Exactly reproduce each record listed below.

====== Given records ======

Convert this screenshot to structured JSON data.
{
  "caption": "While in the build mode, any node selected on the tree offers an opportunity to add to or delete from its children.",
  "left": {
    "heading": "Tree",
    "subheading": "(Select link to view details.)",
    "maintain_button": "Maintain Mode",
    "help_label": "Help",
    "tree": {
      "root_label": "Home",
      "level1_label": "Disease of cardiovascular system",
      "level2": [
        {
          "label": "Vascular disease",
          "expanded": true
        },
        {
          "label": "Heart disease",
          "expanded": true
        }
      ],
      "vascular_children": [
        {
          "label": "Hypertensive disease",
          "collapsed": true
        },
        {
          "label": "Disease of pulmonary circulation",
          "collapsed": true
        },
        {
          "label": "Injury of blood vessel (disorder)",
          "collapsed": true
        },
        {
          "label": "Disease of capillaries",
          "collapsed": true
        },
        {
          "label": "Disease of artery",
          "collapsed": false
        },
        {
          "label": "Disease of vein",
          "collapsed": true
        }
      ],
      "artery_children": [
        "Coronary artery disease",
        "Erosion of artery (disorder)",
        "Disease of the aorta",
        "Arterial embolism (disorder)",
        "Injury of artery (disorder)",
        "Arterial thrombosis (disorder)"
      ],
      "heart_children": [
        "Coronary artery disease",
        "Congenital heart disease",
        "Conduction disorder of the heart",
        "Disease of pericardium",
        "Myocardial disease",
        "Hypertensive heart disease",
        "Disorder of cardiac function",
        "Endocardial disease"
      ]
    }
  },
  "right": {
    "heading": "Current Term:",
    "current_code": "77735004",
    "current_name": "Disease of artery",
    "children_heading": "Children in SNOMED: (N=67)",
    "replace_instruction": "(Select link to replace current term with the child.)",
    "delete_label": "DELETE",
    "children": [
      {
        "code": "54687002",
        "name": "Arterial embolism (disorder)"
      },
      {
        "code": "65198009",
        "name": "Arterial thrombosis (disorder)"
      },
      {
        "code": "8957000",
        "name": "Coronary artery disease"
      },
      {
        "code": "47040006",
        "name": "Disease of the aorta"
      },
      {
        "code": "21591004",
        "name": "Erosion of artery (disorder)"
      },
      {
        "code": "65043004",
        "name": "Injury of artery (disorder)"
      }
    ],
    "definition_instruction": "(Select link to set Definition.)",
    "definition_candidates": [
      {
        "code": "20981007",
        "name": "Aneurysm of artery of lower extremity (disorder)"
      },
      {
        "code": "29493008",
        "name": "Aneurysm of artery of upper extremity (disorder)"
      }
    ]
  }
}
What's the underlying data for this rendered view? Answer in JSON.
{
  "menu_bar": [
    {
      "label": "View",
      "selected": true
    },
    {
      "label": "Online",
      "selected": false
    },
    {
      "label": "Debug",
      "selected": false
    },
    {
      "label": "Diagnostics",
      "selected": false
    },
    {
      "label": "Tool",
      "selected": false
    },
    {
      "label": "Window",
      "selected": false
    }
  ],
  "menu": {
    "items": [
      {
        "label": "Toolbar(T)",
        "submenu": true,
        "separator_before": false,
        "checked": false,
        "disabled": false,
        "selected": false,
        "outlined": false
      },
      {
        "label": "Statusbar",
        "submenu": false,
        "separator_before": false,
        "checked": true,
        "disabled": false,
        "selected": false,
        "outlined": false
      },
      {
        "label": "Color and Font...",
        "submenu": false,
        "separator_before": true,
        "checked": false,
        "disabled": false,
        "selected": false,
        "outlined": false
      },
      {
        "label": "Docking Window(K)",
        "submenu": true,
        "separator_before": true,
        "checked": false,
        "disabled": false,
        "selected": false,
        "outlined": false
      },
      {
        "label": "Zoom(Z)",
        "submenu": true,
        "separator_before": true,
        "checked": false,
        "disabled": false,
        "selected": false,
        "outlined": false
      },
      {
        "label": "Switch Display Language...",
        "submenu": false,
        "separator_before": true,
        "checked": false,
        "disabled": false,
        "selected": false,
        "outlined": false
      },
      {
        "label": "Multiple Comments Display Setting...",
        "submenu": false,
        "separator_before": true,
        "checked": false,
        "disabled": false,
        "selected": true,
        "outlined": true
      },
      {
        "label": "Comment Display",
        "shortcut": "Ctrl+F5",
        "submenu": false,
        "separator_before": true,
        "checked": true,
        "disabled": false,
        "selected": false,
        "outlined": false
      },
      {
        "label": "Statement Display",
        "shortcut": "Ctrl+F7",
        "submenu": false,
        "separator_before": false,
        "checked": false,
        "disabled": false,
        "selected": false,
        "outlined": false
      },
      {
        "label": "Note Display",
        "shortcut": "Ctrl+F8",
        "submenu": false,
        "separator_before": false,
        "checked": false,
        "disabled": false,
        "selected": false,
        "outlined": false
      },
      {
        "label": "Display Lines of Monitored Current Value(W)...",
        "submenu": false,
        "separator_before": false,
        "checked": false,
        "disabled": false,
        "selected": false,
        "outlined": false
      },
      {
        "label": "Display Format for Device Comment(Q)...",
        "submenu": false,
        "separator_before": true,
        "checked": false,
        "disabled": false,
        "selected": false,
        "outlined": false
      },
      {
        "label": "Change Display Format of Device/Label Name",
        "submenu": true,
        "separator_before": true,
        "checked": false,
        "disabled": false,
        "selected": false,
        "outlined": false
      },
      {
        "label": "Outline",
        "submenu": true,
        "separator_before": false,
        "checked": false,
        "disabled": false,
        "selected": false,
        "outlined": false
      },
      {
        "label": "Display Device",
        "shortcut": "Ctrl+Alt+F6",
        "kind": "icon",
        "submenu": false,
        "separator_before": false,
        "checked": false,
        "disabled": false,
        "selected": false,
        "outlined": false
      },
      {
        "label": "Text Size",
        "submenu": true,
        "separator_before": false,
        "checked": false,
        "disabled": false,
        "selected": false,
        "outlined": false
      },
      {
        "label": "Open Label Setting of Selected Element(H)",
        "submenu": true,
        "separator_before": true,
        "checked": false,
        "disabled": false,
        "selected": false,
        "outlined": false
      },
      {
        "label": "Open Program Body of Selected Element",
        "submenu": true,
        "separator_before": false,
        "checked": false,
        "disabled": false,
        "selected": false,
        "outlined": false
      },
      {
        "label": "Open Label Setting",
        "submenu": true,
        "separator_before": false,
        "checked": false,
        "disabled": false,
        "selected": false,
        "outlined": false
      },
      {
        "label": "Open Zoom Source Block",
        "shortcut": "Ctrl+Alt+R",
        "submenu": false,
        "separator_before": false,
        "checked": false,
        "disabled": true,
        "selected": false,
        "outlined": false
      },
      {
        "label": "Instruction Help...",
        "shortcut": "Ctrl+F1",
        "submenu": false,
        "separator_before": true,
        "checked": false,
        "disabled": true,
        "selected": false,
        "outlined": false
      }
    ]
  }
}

======

■ Written answer
Convert this screenshot to structured JSON data.
{
  "caption": "While in the build mode, any node selected on the tree offers an opportunity to add to or delete from its children.",
  "left": {
    "heading": "Tree",
    "subheading": "(Select link to view details.)",
    "maintain_button": "Maintain Mode",
    "help_label": "Help",
    "tree": {
      "root_label": "Home",
      "level1_label": "Disease of cardiovascular system",
      "level2": [
        {
          "label": "Vascular disease",
          "expanded": true
        },
        {
          "label": "Heart disease",
          "expanded": true
        }
      ],
      "vascular_children": [
        {
          "label": "Hypertensive disease",
          "collapsed": true
        },
        {
          "label": "Disease of pulmonary circulation",
          "collapsed": true
        },
        {
          "label": "Injury of blood vessel (disorder)",
          "collapsed": true
        },
        {
          "label": "Disease of capillaries",
          "collapsed": true
        },
        {
          "label": "Disease of artery",
          "collapsed": false
        },
        {
          "label": "Disease of vein",
          "collapsed": true
        }
      ],
      "artery_children": [
        "Coronary artery disease",
        "Erosion of artery (disorder)",
        "Disease of the aorta",
        "Arterial embolism (disorder)",
        "Injury of artery (disorder)",
        "Arterial thrombosis (disorder)"
      ],
      "heart_children": [
        "Coronary artery disease",
        "Congenital heart disease",
        "Conduction disorder of the heart",
        "Disease of pericardium",
        "Myocardial disease",
        "Hypertensive heart disease",
        "Disorder of cardiac function",
        "Endocardial disease"
      ]
    }
  },
  "right": {
    "heading": "Current Term:",
    "current_code": "77735004",
    "current_name": "Disease of artery",
    "children_heading": "Children in SNOMED: (N=67)",
    "replace_instruction": "(Select link to replace current term with the child.)",
    "delete_label": "DELETE",
    "children": [
      {
        "code": "54687002",
        "name": "Arterial embolism (disorder)"
      },
      {
        "code": "65198009",
        "name": "Arterial thrombosis (disorder)"
      },
      {
        "code": "8957000",
        "name": "Coronary artery disease"
      },
      {
        "code": "47040006",
        "name": "Disease of the aorta"
      },
      {
        "code": "21591004",
        "name": "Erosion of artery (disorder)"
      },
      {
        "code": "65043004",
        "name": "Injury of artery (disorder)"
      }
    ],
    "definition_instruction": "(Select link to set Definition.)",
    "definition_candidates": [
      {
        "code": "20981007",
        "name": "Aneurysm of artery of lower extremity (disorder)"
      },
      {
        "code": "29493008",
        "name": "Aneurysm of artery of upper extremity (disorder)"
      }
    ]
  }
}
What's the underlying data for this rendered view? Answer in JSON.
{
  "menu_bar": [
    {
      "label": "View",
      "selected": true
    },
    {
      "label": "Online",
      "selected": false
    },
    {
      "label": "Debug",
      "selected": false
    },
    {
      "label": "Diagnostics",
      "selected": false
    },
    {
      "label": "Tool",
      "selected": false
    },
    {
      "label": "Window",
      "selected": false
    }
  ],
  "menu": {
    "items": [
      {
        "label": "Toolbar(T)",
        "submenu": true,
        "separator_before": false,
        "checked": false,
        "disabled": false,
        "selected": false,
        "outlined": false
      },
      {
        "label": "Statusbar",
        "submenu": false,
        "separator_before": false,
        "checked": true,
        "disabled": false,
        "selected": false,
        "outlined": false
      },
      {
        "label": "Color and Font...",
        "submenu": false,
        "separator_before": true,
        "checked": false,
        "disabled": false,
        "selected": false,
        "outlined": false
      },
      {
        "label": "Docking Window(K)",
        "submenu": true,
        "separator_before": true,
        "checked": false,
        "disabled": false,
        "selected": false,
        "outlined": false
      },
      {
        "label": "Zoom(Z)",
        "submenu": true,
        "separator_before": true,
        "checked": false,
        "disabled": false,
        "selected": false,
        "outlined": false
      },
      {
        "label": "Switch Display Language...",
        "submenu": false,
        "separator_before": true,
        "checked": false,
        "disabled": false,
        "selected": false,
        "outlined": false
      },
      {
        "label": "Multiple Comments Display Setting...",
        "submenu": false,
        "separator_before": true,
        "checked": false,
        "disabled": false,
        "selected": true,
        "outlined": true
      },
      {
        "label": "Comment Display",
        "shortcut": "Ctrl+F5",
        "submenu": false,
        "separator_before": true,
        "checked": true,
        "disabled": false,
        "selected": false,
        "outlined": false
      },
      {
        "label": "Statement Display",
        "shortcut": "Ctrl+F7",
        "submenu": false,
        "separator_before": false,
        "checked": false,
        "disabled": false,
        "selected": false,
        "outlined": false
      },
      {
        "label": "Note Display",
        "shortcut": "Ctrl+F8",
        "submenu": false,
        "separator_before": false,
        "checked": false,
        "disabled": false,
        "selected": false,
        "outlined": false
      },
      {
        "label": "Display Lines of Monitored Current Value(W)...",
        "submenu": false,
        "separator_before": false,
        "checked": false,
        "disabled": false,
        "selected": false,
        "outlined": false
      },
      {
        "label": "Display Format for Device Comment(Q)...",
        "submenu": false,
        "separator_before": true,
        "checked": false,
        "disabled": false,
        "selected": false,
        "outlined": false
      },
      {
        "label": "Change Display Format of Device/Label Name",
        "submenu": true,
        "separator_before": true,
        "checked": false,
        "disabled": false,
        "selected": false,
        "outlined": false
      },
      {
        "label": "Outline",
        "submenu": true,
        "separator_before": false,
        "checked": false,
        "disabled": false,
        "selected": false,
        "outlined": false
      },
      {
        "label": "Display Device",
        "shortcut": "Ctrl+Alt+F6",
        "kind": "icon",
        "submenu": false,
        "separator_before": false,
        "checked": false,
        "disabled": false,
        "selected": false,
        "outlined": false
      },
      {
        "label": "Text Size",
        "submenu": true,
        "separator_before": false,
        "checked": false,
        "disabled": false,
        "selected": false,
        "outlined": false
      },
      {
        "label": "Open Label Setting of Selected Element(H)",
        "submenu": true,
        "separator_before": true,
        "checked": false,
        "disabled": false,
        "selected": false,
        "outlined": false
      },
      {
        "label": "Open Program Body of Selected Element",
        "submenu": true,
        "separator_before": false,
        "checked": false,
        "disabled": false,
        "selected": false,
        "outlined": false
      },
      {
        "label": "Open Label Setting",
        "submenu": true,
        "separator_before": false,
        "checked": false,
        "disabled": false,
        "selected": false,
        "outlined": false
      },
      {
        "label": "Open Zoom Source Block",
        "shortcut": "Ctrl+Alt+R",
        "submenu": false,
        "separator_before": false,
        "checked": false,
        "disabled": true,
        "selected": false,
        "outlined": false
      },
      {
        "label": "Instruction Help...",
        "shortcut": "Ctrl+F1",
        "submenu": false,
        "separator_before": true,
        "checked": false,
        "disabled": true,
        "selected": false,
        "outlined": false
      }
    ]
  }
}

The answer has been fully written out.